**EXERCISE PROMPT**.
Pull out every line in the listing below that contains the string "Glint", and copy each one in full.

**INPUT**.
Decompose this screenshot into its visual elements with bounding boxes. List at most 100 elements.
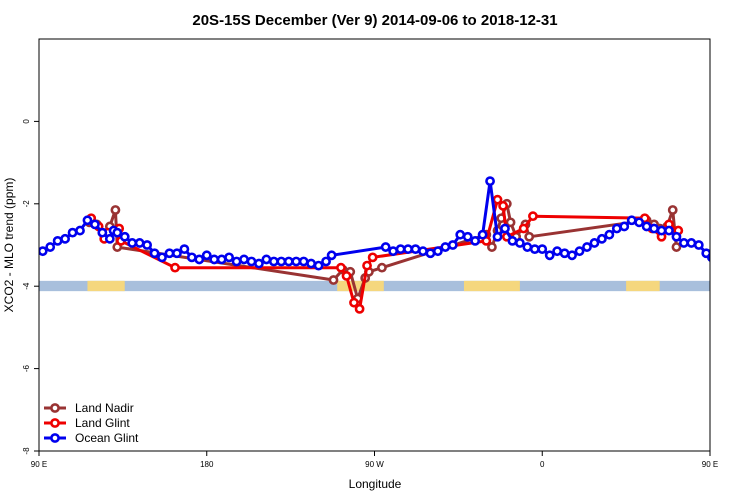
series-layer — [39, 176, 710, 314]
data-point — [326, 250, 337, 261]
data-point — [149, 248, 160, 259]
data-point — [589, 238, 600, 248]
data-point — [656, 225, 667, 236]
data-point — [679, 238, 689, 248]
data-point — [306, 258, 317, 269]
legend-label: Land Glint — [75, 416, 130, 430]
data-point — [224, 252, 235, 263]
chart-title: 20S-15S December (Ver 9) 2014-09-06 to 2… — [192, 12, 557, 29]
data-point — [596, 233, 607, 244]
data-point — [75, 225, 85, 236]
data-point — [170, 262, 180, 273]
legend-marker — [50, 403, 60, 413]
data-point — [477, 229, 488, 240]
y-tick-label: -4 — [22, 282, 31, 290]
data-point — [470, 235, 481, 246]
y-tick-label: -8 — [22, 447, 31, 455]
data-point — [354, 303, 365, 314]
data-point — [440, 242, 451, 252]
data-point — [582, 242, 592, 252]
data-point — [380, 242, 391, 252]
data-point — [524, 231, 535, 242]
data-point — [283, 256, 294, 267]
data-point — [455, 229, 466, 240]
data-point — [522, 242, 533, 252]
y-tick-label: 0 — [22, 119, 31, 124]
data-point — [432, 246, 443, 257]
data-point — [39, 246, 48, 257]
data-point — [268, 256, 279, 267]
data-point — [231, 256, 242, 267]
data-point — [261, 254, 272, 265]
data-point — [664, 225, 674, 236]
data-point — [90, 219, 100, 230]
land-ocean-band — [39, 280, 710, 292]
land-band-segment — [626, 280, 660, 292]
land-band-segment — [87, 280, 125, 292]
y-axis: 0 -2 -4 -6 -8 — [22, 119, 39, 455]
data-point — [119, 231, 130, 242]
x-tick-label: 90 E — [31, 460, 47, 469]
data-point — [462, 231, 473, 242]
data-point — [500, 223, 510, 234]
data-point — [328, 275, 339, 285]
data-point — [641, 221, 652, 232]
data-point — [60, 233, 70, 244]
data-point — [142, 240, 153, 250]
data-point — [362, 260, 372, 271]
data-point — [82, 215, 93, 226]
data-point — [485, 176, 495, 187]
data-point — [291, 256, 302, 267]
data-point — [619, 221, 630, 232]
data-point — [45, 242, 56, 252]
data-point — [518, 223, 529, 234]
data-point — [157, 252, 167, 263]
data-point — [216, 254, 227, 265]
data-point — [552, 246, 563, 257]
data-point — [104, 233, 115, 244]
data-point — [239, 254, 249, 265]
x-tick-label: 90 E — [702, 460, 718, 469]
data-point — [649, 223, 659, 234]
data-point — [528, 211, 538, 222]
data-point — [388, 246, 399, 257]
data-point — [172, 248, 182, 259]
x-axis: 90 E 180 90 W 0 90 E — [31, 451, 718, 469]
data-point — [209, 254, 220, 265]
data-point — [194, 254, 205, 265]
data-point — [667, 205, 678, 215]
data-point — [349, 297, 359, 308]
data-point — [498, 200, 509, 211]
data-point — [186, 252, 197, 263]
data-point — [112, 227, 123, 238]
data-point — [201, 250, 212, 261]
data-point — [492, 231, 503, 242]
y-tick-label: -6 — [22, 364, 31, 372]
legend-marker — [50, 418, 60, 428]
data-point — [425, 248, 436, 259]
x-tick-label: 90 W — [365, 460, 384, 469]
data-point — [298, 256, 309, 267]
data-point — [164, 248, 175, 259]
y-axis-label: XCO2 - MLO trend (ppm) — [2, 178, 16, 313]
data-point — [604, 229, 615, 240]
data-point — [52, 235, 63, 246]
data-point — [254, 258, 264, 269]
data-point — [544, 250, 555, 261]
x-axis-label: Longitude — [349, 477, 402, 491]
x-tick-label: 180 — [200, 460, 214, 469]
data-point — [626, 215, 637, 226]
data-point — [276, 256, 287, 267]
data-point — [313, 260, 324, 271]
legend-label: Ocean Glint — [75, 431, 139, 445]
data-point — [537, 244, 548, 255]
data-point — [336, 262, 346, 273]
data-point — [110, 205, 121, 215]
data-point — [341, 270, 352, 281]
legend-label: Land Nadir — [75, 401, 134, 415]
legend-marker — [50, 433, 60, 443]
data-point — [686, 238, 697, 248]
data-point — [418, 246, 428, 257]
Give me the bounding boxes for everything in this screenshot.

**SOLUTION TO THIS PROBLEM**.
legend-label: Land Glint — [75, 416, 130, 430]
legend-label: Ocean Glint — [75, 431, 139, 445]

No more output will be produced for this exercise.